TO DO:
**1)** The passage on hiring temp workers says temps may earn higher hourly pay or day rates. In one to three sentences, explain why.
**2)** From the passage on hiring temp workers, print the part that opens with the words containing "I Get It — You" and closes with "big mistake by….".
--- Begin DOCUMENT PASSAGE ---
There are always some horror stories with temp workers, from industry to industry; however, those horror stories don’t always come from the temps, but also from the companies hiring them. How so? Think legal. Think legal compliance. Yes, there are rules to hiring temporary workers, specifically from a staffing agency, and you’d do well to review those guidelines before getting yourself into hot water.
I Get It — You Want to Save Money on Taxes and Benefits
It’s a nice convenience. The temp worker fills a role without any of the additional ‘weight’ from a direct hire. Know this, though: those temps, also known as contractors, are not employees; therefore, you really shouldn’t treat them as such.
While they may have higher hourly pay wages or day rates due to the offset for lack of tenure, security and benefits, know that they’re completely separate from your permanent workforce. Their purpose is to fill a specific role, often specialized. Know, though, that you make a big mistake by….
Misclassifying Them as “Employees”
This can cause massive problems tax-wise. Don’t do it. Believe it or not, you could get yourself in big trouble even by inviting independent contractors to company picnics. Watch yourself. Your own background checks and performance reviews, too, could be in violation of a lot of staffing agencies as well as government regulations. Again…. Don’t do it.
--- End DOCUMENT PASSAGE ---
--- Begin SOURCE MATERIAL ---
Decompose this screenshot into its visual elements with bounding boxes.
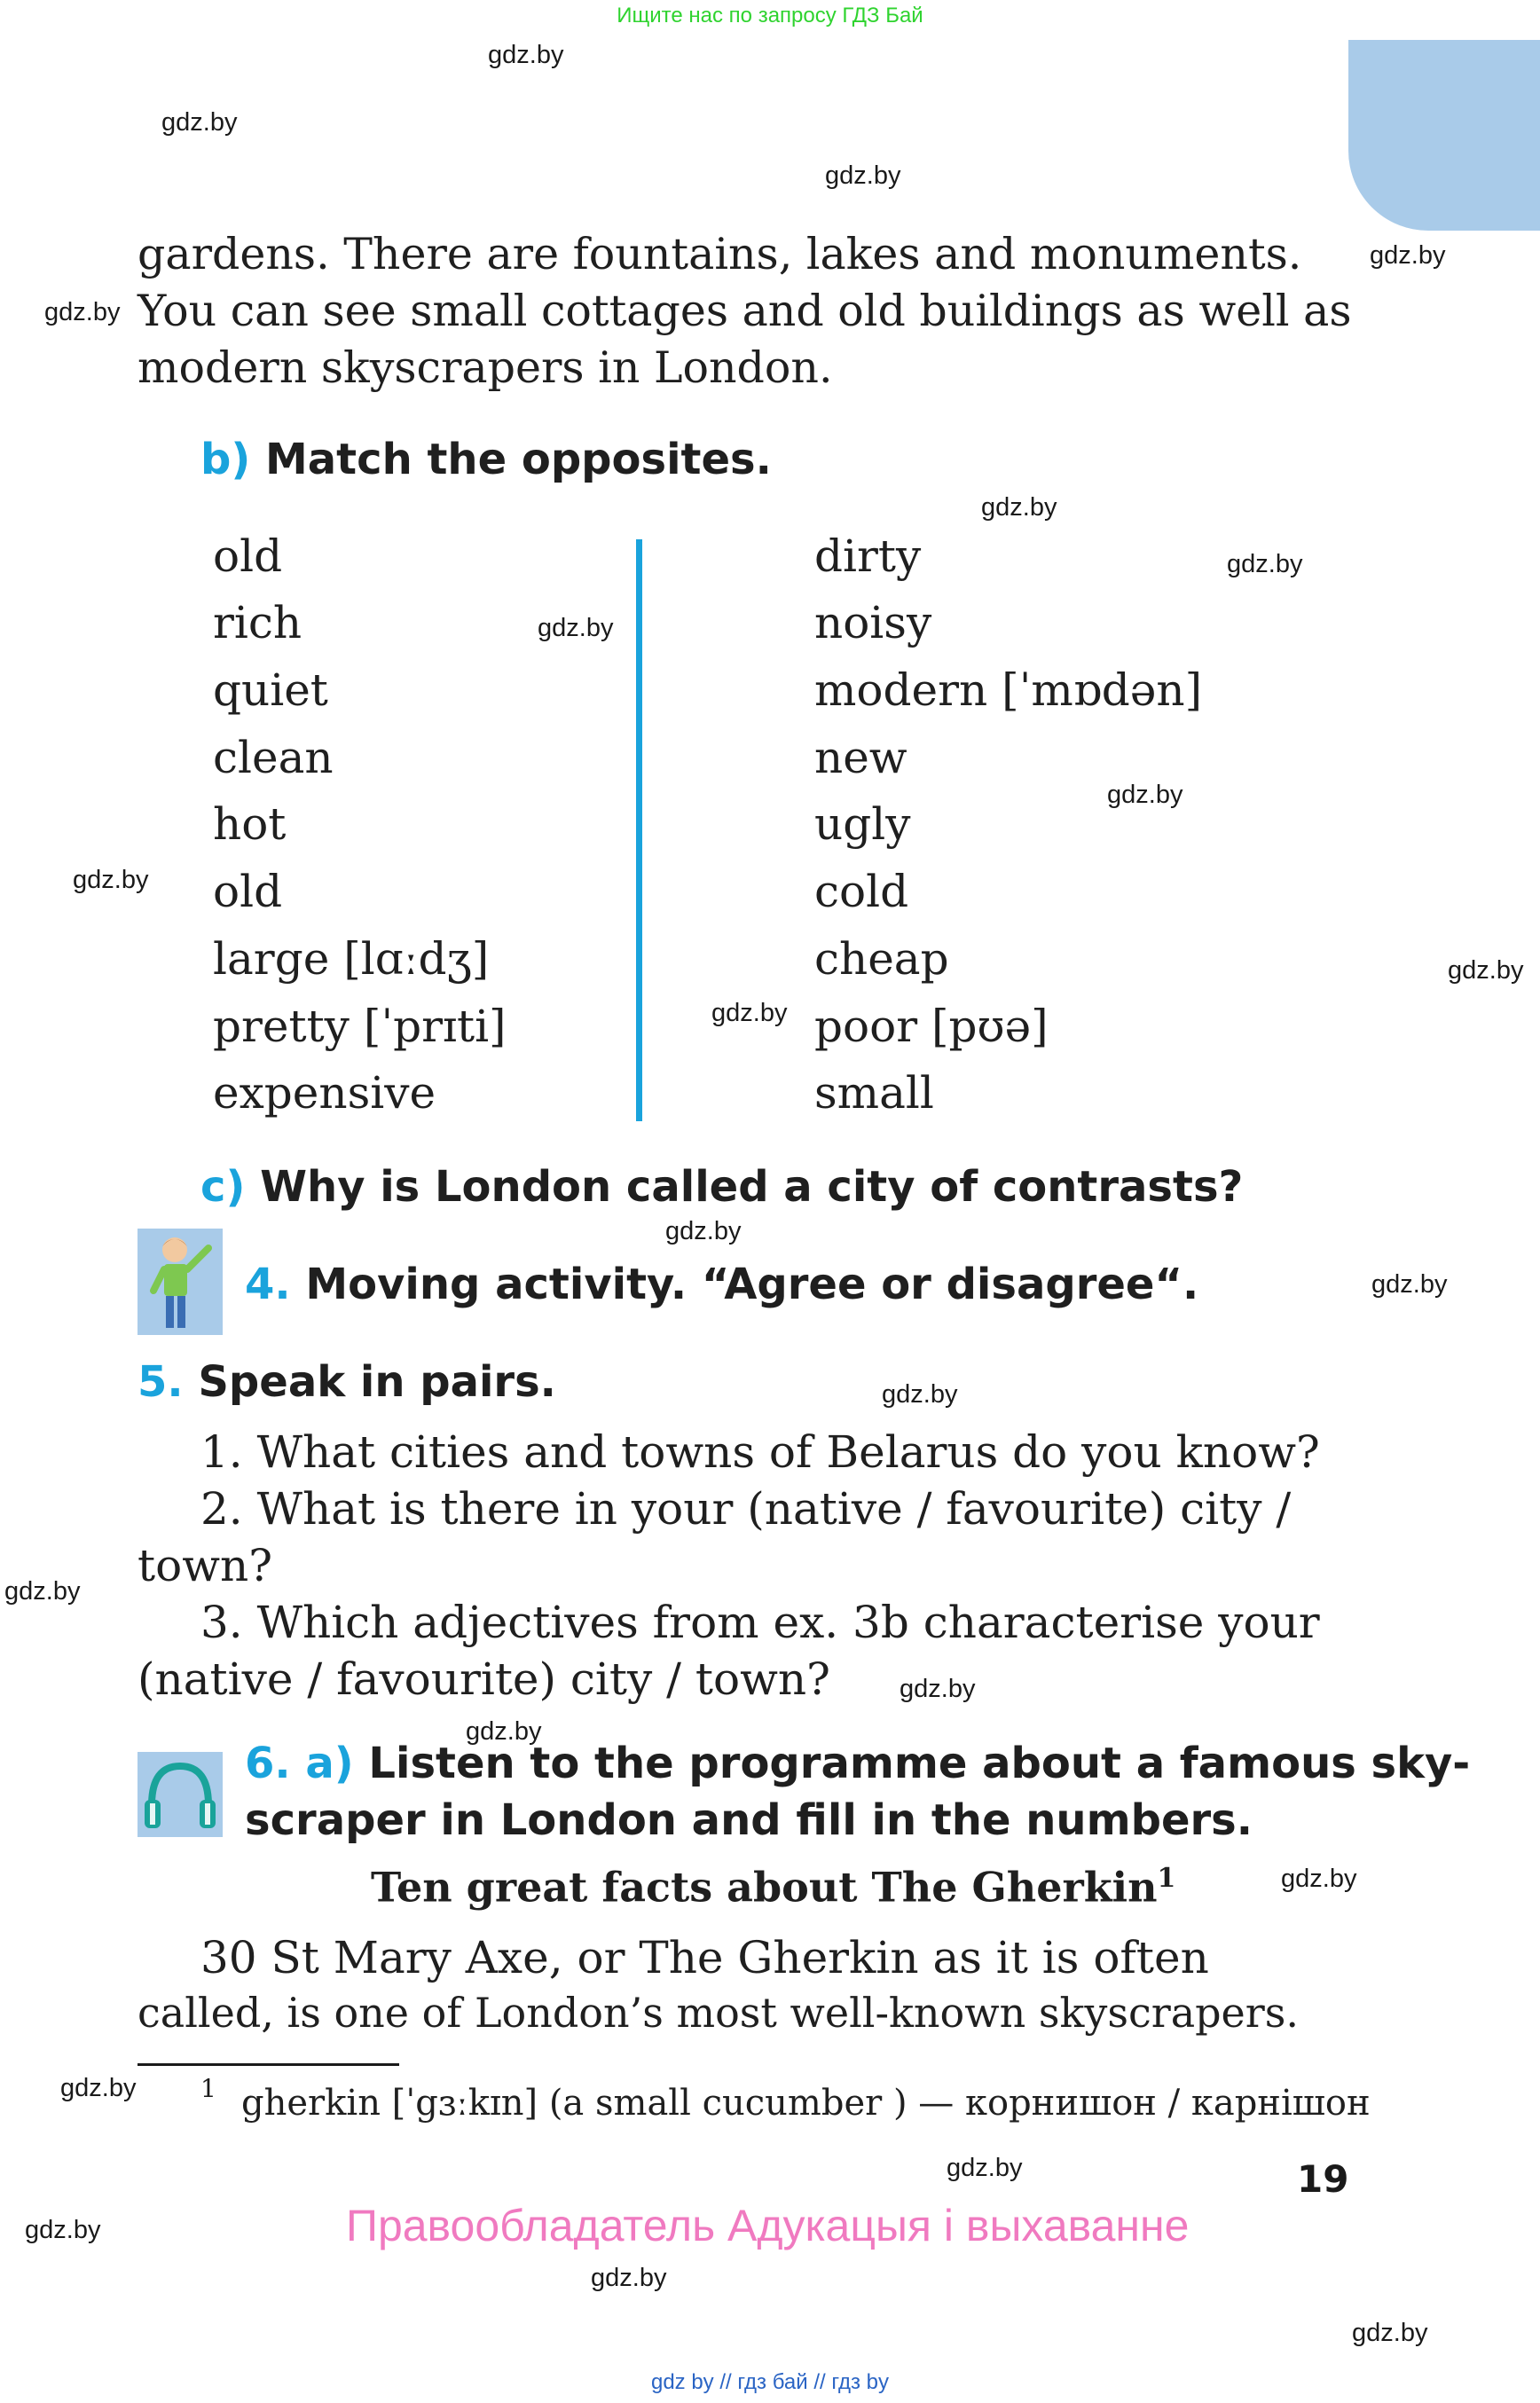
--- End SOURCE MATERIAL ---
EXPECTED RESPONSES:
**1)** Temps may get higher hourly pay or day rates to make up for what they lack: tenure, job security and benefits.

**2)**
I Get It — You Want to Save Money on Taxes and Benefits
It’s a nice convenience. The temp worker fills a role without any of the additional ‘weight’ from a direct hire. Know this, though: those temps, also known as contractors, are not employees; therefore, you really shouldn’t treat them as such.
While they may have higher hourly pay wages or day rates due to the offset for lack of tenure, security and benefits, know that they’re completely separate from your permanent workforce. Their purpose is to fill a specific role, often specialized. Know, though, that you make a big mistake by….